● INSTRUCTION:
Select every line containing the word "buiten" from the material, and copy those lines.

══════════

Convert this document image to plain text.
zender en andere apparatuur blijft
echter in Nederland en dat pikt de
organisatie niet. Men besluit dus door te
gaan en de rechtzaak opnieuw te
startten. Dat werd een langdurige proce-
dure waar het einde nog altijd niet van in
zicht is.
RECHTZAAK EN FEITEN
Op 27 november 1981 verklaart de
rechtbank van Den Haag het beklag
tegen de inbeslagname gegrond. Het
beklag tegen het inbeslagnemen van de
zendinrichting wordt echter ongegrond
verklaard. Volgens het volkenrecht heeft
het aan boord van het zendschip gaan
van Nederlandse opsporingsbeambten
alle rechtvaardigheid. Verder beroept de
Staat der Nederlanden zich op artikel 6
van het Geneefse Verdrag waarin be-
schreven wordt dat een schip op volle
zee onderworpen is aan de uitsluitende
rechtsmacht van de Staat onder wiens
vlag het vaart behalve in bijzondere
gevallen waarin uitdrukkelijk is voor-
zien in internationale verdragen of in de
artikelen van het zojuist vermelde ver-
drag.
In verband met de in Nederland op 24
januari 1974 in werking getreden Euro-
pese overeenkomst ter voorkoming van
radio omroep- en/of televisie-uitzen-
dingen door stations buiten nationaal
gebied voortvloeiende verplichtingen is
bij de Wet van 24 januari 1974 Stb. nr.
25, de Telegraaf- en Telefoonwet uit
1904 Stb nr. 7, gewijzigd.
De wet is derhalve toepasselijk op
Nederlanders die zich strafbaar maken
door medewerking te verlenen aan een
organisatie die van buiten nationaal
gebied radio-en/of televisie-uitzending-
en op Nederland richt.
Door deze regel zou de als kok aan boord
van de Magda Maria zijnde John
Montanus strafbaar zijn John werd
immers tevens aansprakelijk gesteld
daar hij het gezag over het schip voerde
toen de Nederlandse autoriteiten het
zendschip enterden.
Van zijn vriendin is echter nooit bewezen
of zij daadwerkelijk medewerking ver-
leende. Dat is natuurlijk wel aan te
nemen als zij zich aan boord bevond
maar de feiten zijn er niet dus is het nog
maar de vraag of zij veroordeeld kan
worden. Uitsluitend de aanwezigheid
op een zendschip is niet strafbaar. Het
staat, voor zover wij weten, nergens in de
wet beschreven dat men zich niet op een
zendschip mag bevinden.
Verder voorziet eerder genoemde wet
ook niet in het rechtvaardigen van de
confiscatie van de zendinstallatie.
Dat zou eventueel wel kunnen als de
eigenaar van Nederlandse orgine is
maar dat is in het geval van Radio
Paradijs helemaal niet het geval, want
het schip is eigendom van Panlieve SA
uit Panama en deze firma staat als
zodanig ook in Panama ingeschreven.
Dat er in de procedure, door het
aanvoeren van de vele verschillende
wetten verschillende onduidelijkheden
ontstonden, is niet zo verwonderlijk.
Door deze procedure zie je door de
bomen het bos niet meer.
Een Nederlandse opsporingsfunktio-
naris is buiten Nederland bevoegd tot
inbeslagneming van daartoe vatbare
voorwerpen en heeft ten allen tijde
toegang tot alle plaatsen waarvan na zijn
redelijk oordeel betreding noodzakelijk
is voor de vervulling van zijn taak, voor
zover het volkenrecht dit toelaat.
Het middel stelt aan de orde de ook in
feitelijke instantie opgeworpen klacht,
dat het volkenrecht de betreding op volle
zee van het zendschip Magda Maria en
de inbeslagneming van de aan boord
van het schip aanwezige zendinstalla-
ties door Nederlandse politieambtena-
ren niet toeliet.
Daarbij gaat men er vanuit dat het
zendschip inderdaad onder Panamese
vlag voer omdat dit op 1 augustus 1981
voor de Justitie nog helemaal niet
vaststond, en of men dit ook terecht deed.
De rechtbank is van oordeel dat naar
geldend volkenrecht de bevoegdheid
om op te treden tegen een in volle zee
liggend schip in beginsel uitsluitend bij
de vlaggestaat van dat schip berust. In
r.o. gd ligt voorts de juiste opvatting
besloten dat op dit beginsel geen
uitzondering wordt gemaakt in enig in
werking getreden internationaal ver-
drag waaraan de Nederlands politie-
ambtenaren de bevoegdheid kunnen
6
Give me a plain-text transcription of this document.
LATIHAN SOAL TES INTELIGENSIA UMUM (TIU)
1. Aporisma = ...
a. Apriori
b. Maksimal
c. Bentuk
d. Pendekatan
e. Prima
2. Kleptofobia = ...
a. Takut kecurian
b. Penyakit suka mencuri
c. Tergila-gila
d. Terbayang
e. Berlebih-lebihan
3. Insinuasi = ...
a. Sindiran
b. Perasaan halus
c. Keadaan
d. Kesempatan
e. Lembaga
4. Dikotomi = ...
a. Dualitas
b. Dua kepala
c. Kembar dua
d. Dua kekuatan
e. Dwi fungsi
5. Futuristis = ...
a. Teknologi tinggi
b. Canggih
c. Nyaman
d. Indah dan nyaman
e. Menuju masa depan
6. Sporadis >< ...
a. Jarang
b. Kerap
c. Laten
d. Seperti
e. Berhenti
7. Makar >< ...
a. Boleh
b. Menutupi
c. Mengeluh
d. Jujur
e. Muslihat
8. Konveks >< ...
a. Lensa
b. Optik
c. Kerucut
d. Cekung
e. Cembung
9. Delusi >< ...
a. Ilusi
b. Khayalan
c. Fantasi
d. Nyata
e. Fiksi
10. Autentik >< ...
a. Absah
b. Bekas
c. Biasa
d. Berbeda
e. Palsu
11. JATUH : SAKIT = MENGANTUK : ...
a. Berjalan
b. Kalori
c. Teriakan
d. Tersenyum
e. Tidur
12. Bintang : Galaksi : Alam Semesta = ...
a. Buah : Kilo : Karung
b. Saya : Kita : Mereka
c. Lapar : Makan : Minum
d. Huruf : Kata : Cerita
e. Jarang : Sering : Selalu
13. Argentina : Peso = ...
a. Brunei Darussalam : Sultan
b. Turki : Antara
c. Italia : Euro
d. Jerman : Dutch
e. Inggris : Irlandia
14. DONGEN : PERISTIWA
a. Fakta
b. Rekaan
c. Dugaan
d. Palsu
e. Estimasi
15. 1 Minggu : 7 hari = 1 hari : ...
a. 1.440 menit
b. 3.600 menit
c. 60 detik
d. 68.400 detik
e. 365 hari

══════════

● COMPLETE OUTPUT:
dingen door stations buiten nationaal
organisatie die van buiten nationaal
naris is buiten Nederland bevoegd tot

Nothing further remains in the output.